DATASET EXCERPTS:
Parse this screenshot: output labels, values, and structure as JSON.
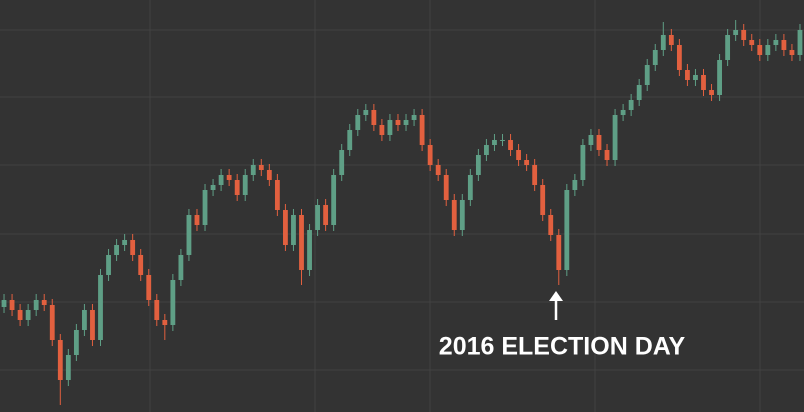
{
  "chart_data": {
    "type": "candlestick",
    "annotation": "2016 ELECTION DAY",
    "ylim": [
      0,
      412
    ],
    "up_color": "#5f9f86",
    "down_color": "#e2603f",
    "open": [
      105,
      112,
      102,
      92,
      102,
      112,
      107,
      72,
      32,
      57,
      82,
      102,
      72,
      137,
      157,
      167,
      172,
      157,
      137,
      112,
      92,
      87,
      132,
      157,
      197,
      187,
      222,
      227,
      237,
      232,
      217,
      237,
      247,
      242,
      232,
      202,
      167,
      197,
      142,
      182,
      207,
      187,
      237,
      262,
      282,
      297,
      302,
      287,
      277,
      292,
      287,
      292,
      297,
      267,
      247,
      237,
      212,
      182,
      212,
      237,
      257,
      267,
      272,
      272,
      262,
      252,
      247,
      227,
      197,
      177,
      142,
      222,
      232,
      267,
      277,
      262,
      252,
      297,
      302,
      312,
      327,
      347,
      362,
      377,
      367,
      342,
      332,
      337,
      322,
      317,
      352,
      377,
      382,
      372,
      367,
      357,
      367,
      372,
      362,
      357
    ],
    "high": [
      118,
      118,
      108,
      108,
      118,
      118,
      113,
      78,
      63,
      88,
      108,
      108,
      143,
      163,
      173,
      178,
      178,
      163,
      143,
      118,
      98,
      138,
      163,
      203,
      203,
      228,
      233,
      243,
      243,
      238,
      243,
      253,
      253,
      248,
      238,
      208,
      203,
      203,
      188,
      213,
      213,
      243,
      268,
      288,
      303,
      308,
      308,
      293,
      298,
      298,
      298,
      303,
      303,
      273,
      253,
      243,
      218,
      218,
      243,
      263,
      273,
      278,
      278,
      278,
      268,
      258,
      253,
      233,
      203,
      183,
      228,
      238,
      273,
      283,
      283,
      268,
      303,
      308,
      318,
      333,
      353,
      368,
      390,
      383,
      373,
      348,
      343,
      343,
      328,
      358,
      383,
      392,
      388,
      378,
      373,
      373,
      378,
      378,
      368,
      388
    ],
    "low": [
      99,
      96,
      86,
      86,
      96,
      101,
      66,
      7,
      26,
      51,
      76,
      66,
      66,
      131,
      151,
      161,
      151,
      131,
      106,
      86,
      72,
      81,
      126,
      151,
      181,
      181,
      216,
      221,
      226,
      211,
      211,
      231,
      236,
      226,
      196,
      161,
      161,
      127,
      136,
      176,
      181,
      181,
      231,
      256,
      276,
      291,
      281,
      271,
      271,
      281,
      281,
      286,
      261,
      241,
      231,
      206,
      176,
      176,
      206,
      231,
      251,
      261,
      266,
      256,
      246,
      241,
      221,
      191,
      171,
      127,
      136,
      216,
      226,
      261,
      256,
      246,
      246,
      291,
      296,
      306,
      321,
      341,
      356,
      361,
      336,
      326,
      326,
      316,
      311,
      311,
      346,
      371,
      366,
      361,
      351,
      351,
      361,
      356,
      351,
      351
    ],
    "close": [
      112,
      102,
      92,
      102,
      112,
      107,
      72,
      32,
      57,
      82,
      102,
      72,
      137,
      157,
      167,
      172,
      157,
      137,
      112,
      92,
      87,
      132,
      157,
      197,
      187,
      222,
      227,
      237,
      232,
      217,
      237,
      247,
      242,
      232,
      202,
      167,
      197,
      142,
      182,
      207,
      187,
      237,
      262,
      282,
      297,
      302,
      287,
      277,
      292,
      287,
      292,
      297,
      267,
      247,
      237,
      212,
      182,
      212,
      237,
      257,
      267,
      272,
      272,
      262,
      252,
      247,
      227,
      197,
      177,
      142,
      222,
      232,
      267,
      277,
      262,
      252,
      297,
      302,
      312,
      327,
      347,
      362,
      377,
      367,
      342,
      332,
      337,
      322,
      317,
      352,
      377,
      382,
      372,
      367,
      357,
      367,
      372,
      362,
      357,
      382
    ]
  }
}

STATED EXERCISE: Quote each line of the listing exactly, but leave the pictures out.

ANSWER TO THE EXERCISE:
Parse this screenshot: output labels, values, and structure as JSON.
{
  "chart_data": {
    "type": "candlestick",
    "annotation": "2016 ELECTION DAY",
    "ylim": [
      0,
      412
    ],
    "up_color": "#5f9f86",
    "down_color": "#e2603f",
    "open": [
      105,
      112,
      102,
      92,
      102,
      112,
      107,
      72,
      32,
      57,
      82,
      102,
      72,
      137,
      157,
      167,
      172,
      157,
      137,
      112,
      92,
      87,
      132,
      157,
      197,
      187,
      222,
      227,
      237,
      232,
      217,
      237,
      247,
      242,
      232,
      202,
      167,
      197,
      142,
      182,
      207,
      187,
      237,
      262,
      282,
      297,
      302,
      287,
      277,
      292,
      287,
      292,
      297,
      267,
      247,
      237,
      212,
      182,
      212,
      237,
      257,
      267,
      272,
      272,
      262,
      252,
      247,
      227,
      197,
      177,
      142,
      222,
      232,
      267,
      277,
      262,
      252,
      297,
      302,
      312,
      327,
      347,
      362,
      377,
      367,
      342,
      332,
      337,
      322,
      317,
      352,
      377,
      382,
      372,
      367,
      357,
      367,
      372,
      362,
      357
    ],
    "high": [
      118,
      118,
      108,
      108,
      118,
      118,
      113,
      78,
      63,
      88,
      108,
      108,
      143,
      163,
      173,
      178,
      178,
      163,
      143,
      118,
      98,
      138,
      163,
      203,
      203,
      228,
      233,
      243,
      243,
      238,
      243,
      253,
      253,
      248,
      238,
      208,
      203,
      203,
      188,
      213,
      213,
      243,
      268,
      288,
      303,
      308,
      308,
      293,
      298,
      298,
      298,
      303,
      303,
      273,
      253,
      243,
      218,
      218,
      243,
      263,
      273,
      278,
      278,
      278,
      268,
      258,
      253,
      233,
      203,
      183,
      228,
      238,
      273,
      283,
      283,
      268,
      303,
      308,
      318,
      333,
      353,
      368,
      390,
      383,
      373,
      348,
      343,
      343,
      328,
      358,
      383,
      392,
      388,
      378,
      373,
      373,
      378,
      378,
      368,
      388
    ],
    "low": [
      99,
      96,
      86,
      86,
      96,
      101,
      66,
      7,
      26,
      51,
      76,
      66,
      66,
      131,
      151,
      161,
      151,
      131,
      106,
      86,
      72,
      81,
      126,
      151,
      181,
      181,
      216,
      221,
      226,
      211,
      211,
      231,
      236,
      226,
      196,
      161,
      161,
      127,
      136,
      176,
      181,
      181,
      231,
      256,
      276,
      291,
      281,
      271,
      271,
      281,
      281,
      286,
      261,
      241,
      231,
      206,
      176,
      176,
      206,
      231,
      251,
      261,
      266,
      256,
      246,
      241,
      221,
      191,
      171,
      127,
      136,
      216,
      226,
      261,
      256,
      246,
      246,
      291,
      296,
      306,
      321,
      341,
      356,
      361,
      336,
      326,
      326,
      316,
      311,
      311,
      346,
      371,
      366,
      361,
      351,
      351,
      361,
      356,
      351,
      351
    ],
    "close": [
      112,
      102,
      92,
      102,
      112,
      107,
      72,
      32,
      57,
      82,
      102,
      72,
      137,
      157,
      167,
      172,
      157,
      137,
      112,
      92,
      87,
      132,
      157,
      197,
      187,
      222,
      227,
      237,
      232,
      217,
      237,
      247,
      242,
      232,
      202,
      167,
      197,
      142,
      182,
      207,
      187,
      237,
      262,
      282,
      297,
      302,
      287,
      277,
      292,
      287,
      292,
      297,
      267,
      247,
      237,
      212,
      182,
      212,
      237,
      257,
      267,
      272,
      272,
      262,
      252,
      247,
      227,
      197,
      177,
      142,
      222,
      232,
      267,
      277,
      262,
      252,
      297,
      302,
      312,
      327,
      347,
      362,
      377,
      367,
      342,
      332,
      337,
      322,
      317,
      352,
      377,
      382,
      372,
      367,
      357,
      367,
      372,
      362,
      357,
      382
    ]
  }
}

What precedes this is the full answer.